▶ Goal of the exercise
In the material below, count the lines with the word "Carolyn" and state that number only.

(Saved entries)
┌──

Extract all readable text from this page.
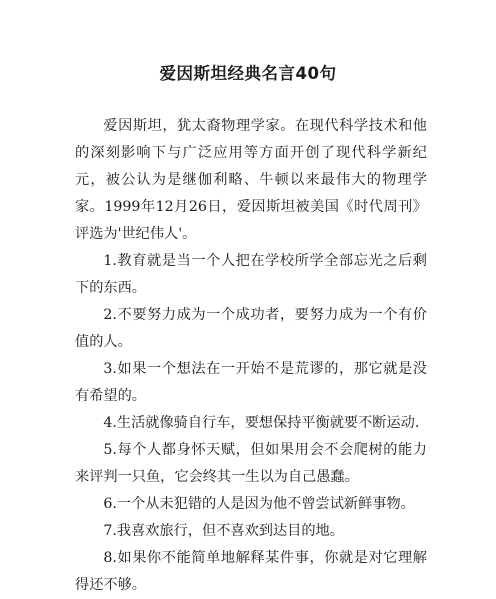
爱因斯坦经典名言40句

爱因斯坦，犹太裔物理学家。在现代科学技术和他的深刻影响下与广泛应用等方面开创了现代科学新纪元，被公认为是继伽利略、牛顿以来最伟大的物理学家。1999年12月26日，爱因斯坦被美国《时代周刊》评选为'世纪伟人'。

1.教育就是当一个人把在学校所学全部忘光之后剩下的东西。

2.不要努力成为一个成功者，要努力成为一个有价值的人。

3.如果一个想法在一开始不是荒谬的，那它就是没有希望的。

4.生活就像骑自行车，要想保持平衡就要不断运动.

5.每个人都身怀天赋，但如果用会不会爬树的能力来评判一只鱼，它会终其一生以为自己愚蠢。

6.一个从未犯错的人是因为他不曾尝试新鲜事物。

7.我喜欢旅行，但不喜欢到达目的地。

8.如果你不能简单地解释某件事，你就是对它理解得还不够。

└──
┌──

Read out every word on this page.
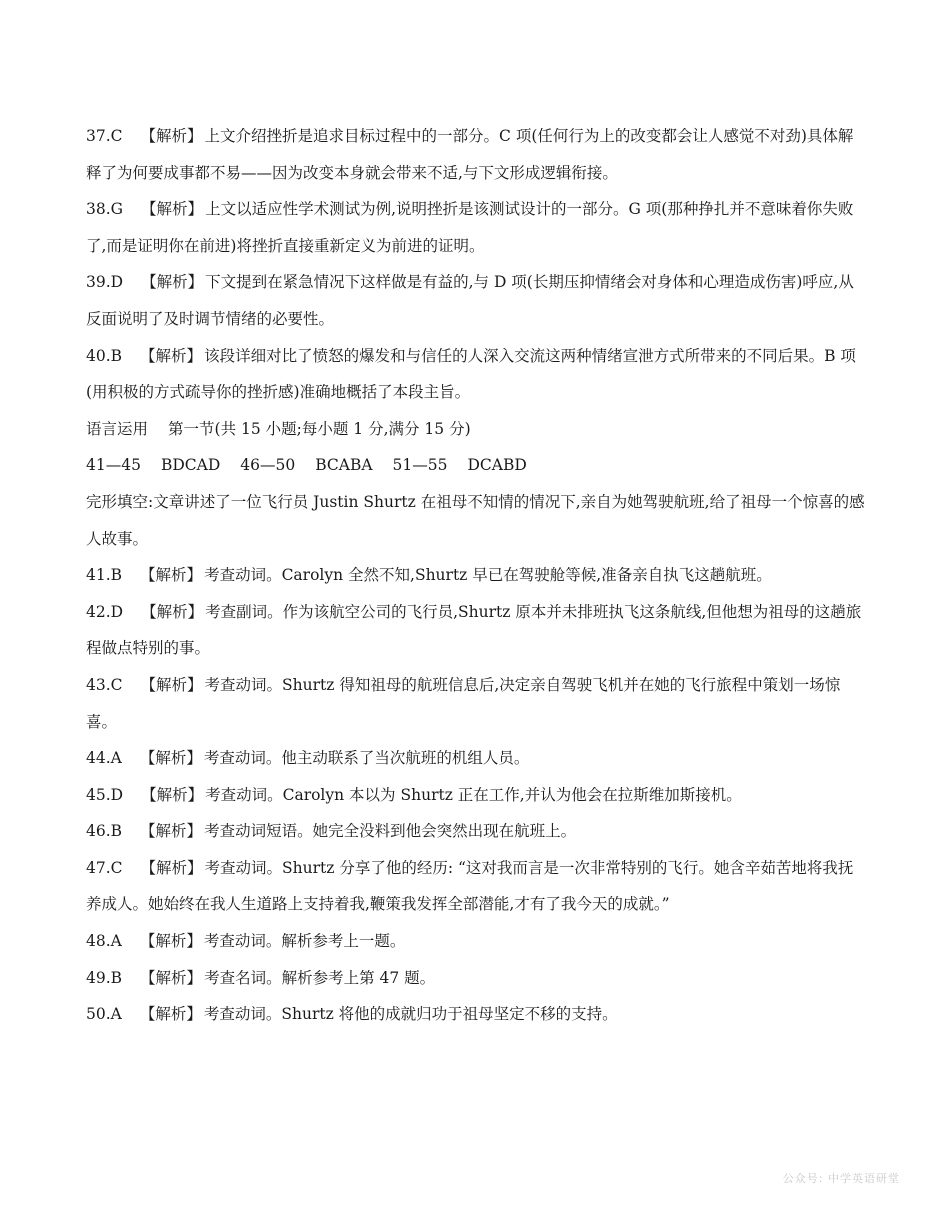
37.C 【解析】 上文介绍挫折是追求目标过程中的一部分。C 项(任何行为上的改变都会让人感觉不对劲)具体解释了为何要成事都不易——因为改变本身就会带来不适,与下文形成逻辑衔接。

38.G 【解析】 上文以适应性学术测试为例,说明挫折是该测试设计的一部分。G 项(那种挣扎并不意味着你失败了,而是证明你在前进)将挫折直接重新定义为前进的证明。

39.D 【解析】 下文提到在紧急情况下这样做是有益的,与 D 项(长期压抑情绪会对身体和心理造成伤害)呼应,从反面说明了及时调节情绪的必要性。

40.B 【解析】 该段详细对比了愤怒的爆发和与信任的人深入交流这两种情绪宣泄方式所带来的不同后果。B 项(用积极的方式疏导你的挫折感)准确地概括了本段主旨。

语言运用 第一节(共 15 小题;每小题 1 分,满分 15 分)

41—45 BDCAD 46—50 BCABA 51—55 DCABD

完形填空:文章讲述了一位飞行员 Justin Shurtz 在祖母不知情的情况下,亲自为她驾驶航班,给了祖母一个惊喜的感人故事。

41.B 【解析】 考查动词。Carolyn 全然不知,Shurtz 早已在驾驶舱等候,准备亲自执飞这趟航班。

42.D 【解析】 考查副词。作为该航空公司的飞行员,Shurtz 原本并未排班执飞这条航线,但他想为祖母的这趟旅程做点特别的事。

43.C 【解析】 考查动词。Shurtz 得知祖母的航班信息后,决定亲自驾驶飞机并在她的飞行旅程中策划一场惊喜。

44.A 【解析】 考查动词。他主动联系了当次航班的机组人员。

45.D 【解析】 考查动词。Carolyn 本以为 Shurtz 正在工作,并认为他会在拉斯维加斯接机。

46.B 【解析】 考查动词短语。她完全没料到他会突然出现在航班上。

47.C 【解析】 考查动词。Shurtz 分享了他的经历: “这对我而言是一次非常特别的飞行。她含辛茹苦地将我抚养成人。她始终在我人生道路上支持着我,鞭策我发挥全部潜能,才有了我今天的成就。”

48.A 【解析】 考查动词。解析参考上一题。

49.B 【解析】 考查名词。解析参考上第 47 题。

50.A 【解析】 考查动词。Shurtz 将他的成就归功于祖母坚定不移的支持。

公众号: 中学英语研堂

└──

▶ Task response
2